## What to produce
Note how many lines hold the string "Free" and give that number without any other words.

======== Dataset ========

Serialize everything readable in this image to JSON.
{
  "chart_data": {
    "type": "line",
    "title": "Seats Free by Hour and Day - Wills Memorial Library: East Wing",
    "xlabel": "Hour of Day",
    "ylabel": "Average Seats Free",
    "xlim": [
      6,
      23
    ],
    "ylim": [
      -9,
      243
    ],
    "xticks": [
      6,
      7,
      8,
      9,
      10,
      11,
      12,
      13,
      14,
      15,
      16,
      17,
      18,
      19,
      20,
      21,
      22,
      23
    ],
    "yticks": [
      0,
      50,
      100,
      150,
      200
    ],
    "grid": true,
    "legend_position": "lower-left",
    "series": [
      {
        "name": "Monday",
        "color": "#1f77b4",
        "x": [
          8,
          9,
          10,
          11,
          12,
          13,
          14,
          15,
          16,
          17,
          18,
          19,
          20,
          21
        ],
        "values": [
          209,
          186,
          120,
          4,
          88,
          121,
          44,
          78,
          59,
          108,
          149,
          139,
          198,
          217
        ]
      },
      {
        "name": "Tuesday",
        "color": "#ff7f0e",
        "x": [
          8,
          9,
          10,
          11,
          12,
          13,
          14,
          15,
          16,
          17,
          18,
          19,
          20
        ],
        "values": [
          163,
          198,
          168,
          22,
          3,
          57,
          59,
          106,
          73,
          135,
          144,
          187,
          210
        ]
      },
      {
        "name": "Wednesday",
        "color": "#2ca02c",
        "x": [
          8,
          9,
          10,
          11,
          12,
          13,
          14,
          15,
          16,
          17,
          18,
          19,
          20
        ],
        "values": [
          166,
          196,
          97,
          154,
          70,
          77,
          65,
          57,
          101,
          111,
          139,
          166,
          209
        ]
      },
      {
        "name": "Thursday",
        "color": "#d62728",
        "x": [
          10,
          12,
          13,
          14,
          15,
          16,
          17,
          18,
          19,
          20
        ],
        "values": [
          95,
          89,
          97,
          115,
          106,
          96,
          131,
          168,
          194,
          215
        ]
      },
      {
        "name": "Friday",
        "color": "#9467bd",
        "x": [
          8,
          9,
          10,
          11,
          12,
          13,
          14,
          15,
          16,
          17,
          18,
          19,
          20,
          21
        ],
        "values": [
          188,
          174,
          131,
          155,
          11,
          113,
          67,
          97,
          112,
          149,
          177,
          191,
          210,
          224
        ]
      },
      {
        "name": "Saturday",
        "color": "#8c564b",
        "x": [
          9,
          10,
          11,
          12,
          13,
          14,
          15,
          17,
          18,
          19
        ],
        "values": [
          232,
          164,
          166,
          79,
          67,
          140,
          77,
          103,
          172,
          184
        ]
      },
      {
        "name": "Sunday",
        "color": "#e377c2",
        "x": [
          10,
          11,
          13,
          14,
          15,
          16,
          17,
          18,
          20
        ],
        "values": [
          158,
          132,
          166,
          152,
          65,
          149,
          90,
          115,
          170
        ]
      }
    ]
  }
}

========

## Written solution
2